» **What you are asked to do**: The records below are to be quoted in full; please keep every word exact.

════════════════════

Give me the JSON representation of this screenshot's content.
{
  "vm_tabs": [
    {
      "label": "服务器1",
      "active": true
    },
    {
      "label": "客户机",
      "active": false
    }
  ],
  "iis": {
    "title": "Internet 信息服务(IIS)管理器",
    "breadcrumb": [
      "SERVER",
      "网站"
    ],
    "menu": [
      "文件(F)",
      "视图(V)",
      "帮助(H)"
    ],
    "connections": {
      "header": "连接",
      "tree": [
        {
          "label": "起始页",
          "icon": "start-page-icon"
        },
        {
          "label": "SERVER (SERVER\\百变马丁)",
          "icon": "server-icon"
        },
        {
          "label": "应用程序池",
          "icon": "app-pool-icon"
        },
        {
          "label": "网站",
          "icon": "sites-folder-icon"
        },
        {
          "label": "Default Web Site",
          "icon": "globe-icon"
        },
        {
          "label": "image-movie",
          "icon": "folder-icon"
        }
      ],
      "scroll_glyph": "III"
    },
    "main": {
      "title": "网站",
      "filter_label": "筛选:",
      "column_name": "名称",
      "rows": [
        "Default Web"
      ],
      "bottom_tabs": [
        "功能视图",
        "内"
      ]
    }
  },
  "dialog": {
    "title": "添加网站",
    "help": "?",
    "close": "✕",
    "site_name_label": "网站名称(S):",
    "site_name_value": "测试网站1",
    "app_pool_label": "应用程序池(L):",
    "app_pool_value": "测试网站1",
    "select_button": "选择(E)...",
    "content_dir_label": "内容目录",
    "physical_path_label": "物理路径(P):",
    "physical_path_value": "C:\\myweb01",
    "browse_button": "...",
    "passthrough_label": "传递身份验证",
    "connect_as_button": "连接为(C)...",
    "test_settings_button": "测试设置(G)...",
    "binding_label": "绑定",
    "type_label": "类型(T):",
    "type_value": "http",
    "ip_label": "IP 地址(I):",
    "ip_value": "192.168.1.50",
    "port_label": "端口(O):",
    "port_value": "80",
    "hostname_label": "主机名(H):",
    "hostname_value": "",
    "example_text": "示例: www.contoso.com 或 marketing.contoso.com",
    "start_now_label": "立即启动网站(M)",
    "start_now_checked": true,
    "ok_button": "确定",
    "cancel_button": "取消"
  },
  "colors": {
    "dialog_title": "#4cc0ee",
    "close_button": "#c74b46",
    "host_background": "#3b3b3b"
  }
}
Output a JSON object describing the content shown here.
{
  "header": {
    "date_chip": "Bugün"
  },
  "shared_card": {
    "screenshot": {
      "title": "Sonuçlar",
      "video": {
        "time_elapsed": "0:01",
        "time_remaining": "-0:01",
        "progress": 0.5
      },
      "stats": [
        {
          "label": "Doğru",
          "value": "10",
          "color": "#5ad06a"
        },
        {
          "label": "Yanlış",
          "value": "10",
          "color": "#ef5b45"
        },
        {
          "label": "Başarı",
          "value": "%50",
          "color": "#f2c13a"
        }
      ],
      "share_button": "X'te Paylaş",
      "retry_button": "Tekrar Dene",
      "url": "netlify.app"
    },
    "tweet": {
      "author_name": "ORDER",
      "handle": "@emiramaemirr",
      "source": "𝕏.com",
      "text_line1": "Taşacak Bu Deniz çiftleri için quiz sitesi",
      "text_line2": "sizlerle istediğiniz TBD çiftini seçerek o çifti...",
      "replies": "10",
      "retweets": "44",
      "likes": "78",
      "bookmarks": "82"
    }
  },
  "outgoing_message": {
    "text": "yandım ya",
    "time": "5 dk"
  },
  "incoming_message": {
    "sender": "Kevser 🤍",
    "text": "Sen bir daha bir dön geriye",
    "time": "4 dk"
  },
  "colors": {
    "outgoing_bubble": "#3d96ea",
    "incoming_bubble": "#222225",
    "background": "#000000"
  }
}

════════════════════

» **Result below**:
Give me the JSON representation of this screenshot's content.
{
  "vm_tabs": [
    {
      "label": "服务器1",
      "active": true
    },
    {
      "label": "客户机",
      "active": false
    }
  ],
  "iis": {
    "title": "Internet 信息服务(IIS)管理器",
    "breadcrumb": [
      "SERVER",
      "网站"
    ],
    "menu": [
      "文件(F)",
      "视图(V)",
      "帮助(H)"
    ],
    "connections": {
      "header": "连接",
      "tree": [
        {
          "label": "起始页",
          "icon": "start-page-icon"
        },
        {
          "label": "SERVER (SERVER\\百变马丁)",
          "icon": "server-icon"
        },
        {
          "label": "应用程序池",
          "icon": "app-pool-icon"
        },
        {
          "label": "网站",
          "icon": "sites-folder-icon"
        },
        {
          "label": "Default Web Site",
          "icon": "globe-icon"
        },
        {
          "label": "image-movie",
          "icon": "folder-icon"
        }
      ],
      "scroll_glyph": "III"
    },
    "main": {
      "title": "网站",
      "filter_label": "筛选:",
      "column_name": "名称",
      "rows": [
        "Default Web"
      ],
      "bottom_tabs": [
        "功能视图",
        "内"
      ]
    }
  },
  "dialog": {
    "title": "添加网站",
    "help": "?",
    "close": "✕",
    "site_name_label": "网站名称(S):",
    "site_name_value": "测试网站1",
    "app_pool_label": "应用程序池(L):",
    "app_pool_value": "测试网站1",
    "select_button": "选择(E)...",
    "content_dir_label": "内容目录",
    "physical_path_label": "物理路径(P):",
    "physical_path_value": "C:\\myweb01",
    "browse_button": "...",
    "passthrough_label": "传递身份验证",
    "connect_as_button": "连接为(C)...",
    "test_settings_button": "测试设置(G)...",
    "binding_label": "绑定",
    "type_label": "类型(T):",
    "type_value": "http",
    "ip_label": "IP 地址(I):",
    "ip_value": "192.168.1.50",
    "port_label": "端口(O):",
    "port_value": "80",
    "hostname_label": "主机名(H):",
    "hostname_value": "",
    "example_text": "示例: www.contoso.com 或 marketing.contoso.com",
    "start_now_label": "立即启动网站(M)",
    "start_now_checked": true,
    "ok_button": "确定",
    "cancel_button": "取消"
  },
  "colors": {
    "dialog_title": "#4cc0ee",
    "close_button": "#c74b46",
    "host_background": "#3b3b3b"
  }
}
Output a JSON object describing the content shown here.
{
  "header": {
    "date_chip": "Bugün"
  },
  "shared_card": {
    "screenshot": {
      "title": "Sonuçlar",
      "video": {
        "time_elapsed": "0:01",
        "time_remaining": "-0:01",
        "progress": 0.5
      },
      "stats": [
        {
          "label": "Doğru",
          "value": "10",
          "color": "#5ad06a"
        },
        {
          "label": "Yanlış",
          "value": "10",
          "color": "#ef5b45"
        },
        {
          "label": "Başarı",
          "value": "%50",
          "color": "#f2c13a"
        }
      ],
      "share_button": "X'te Paylaş",
      "retry_button": "Tekrar Dene",
      "url": "netlify.app"
    },
    "tweet": {
      "author_name": "ORDER",
      "handle": "@emiramaemirr",
      "source": "𝕏.com",
      "text_line1": "Taşacak Bu Deniz çiftleri için quiz sitesi",
      "text_line2": "sizlerle istediğiniz TBD çiftini seçerek o çifti...",
      "replies": "10",
      "retweets": "44",
      "likes": "78",
      "bookmarks": "82"
    }
  },
  "outgoing_message": {
    "text": "yandım ya",
    "time": "5 dk"
  },
  "incoming_message": {
    "sender": "Kevser 🤍",
    "text": "Sen bir daha bir dön geriye",
    "time": "4 dk"
  },
  "colors": {
    "outgoing_bubble": "#3d96ea",
    "incoming_bubble": "#222225",
    "background": "#000000"
  }
}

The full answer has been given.